[Recorded data]
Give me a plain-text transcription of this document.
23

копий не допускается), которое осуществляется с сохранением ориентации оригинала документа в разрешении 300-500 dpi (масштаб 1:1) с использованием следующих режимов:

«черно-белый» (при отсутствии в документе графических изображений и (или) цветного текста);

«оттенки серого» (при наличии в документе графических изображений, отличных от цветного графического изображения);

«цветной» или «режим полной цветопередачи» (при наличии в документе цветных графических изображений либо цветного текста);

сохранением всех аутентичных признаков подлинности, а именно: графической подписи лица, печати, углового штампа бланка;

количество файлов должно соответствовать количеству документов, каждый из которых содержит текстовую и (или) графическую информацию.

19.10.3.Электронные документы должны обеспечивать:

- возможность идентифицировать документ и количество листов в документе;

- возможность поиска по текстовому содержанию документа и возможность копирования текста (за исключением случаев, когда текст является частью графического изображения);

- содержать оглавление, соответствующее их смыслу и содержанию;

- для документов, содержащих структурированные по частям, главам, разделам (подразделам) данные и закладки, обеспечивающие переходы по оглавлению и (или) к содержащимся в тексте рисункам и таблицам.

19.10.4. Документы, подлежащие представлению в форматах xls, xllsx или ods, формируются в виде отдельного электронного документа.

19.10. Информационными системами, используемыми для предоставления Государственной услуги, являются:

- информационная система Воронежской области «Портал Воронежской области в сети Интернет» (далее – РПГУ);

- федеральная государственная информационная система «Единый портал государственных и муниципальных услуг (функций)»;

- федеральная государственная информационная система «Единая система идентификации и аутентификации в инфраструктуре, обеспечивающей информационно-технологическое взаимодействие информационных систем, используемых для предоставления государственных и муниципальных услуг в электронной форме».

» DIRECTION
Say how many lines hold the word "документов", giving the number and nothing else.

» TASK SOLUTION
2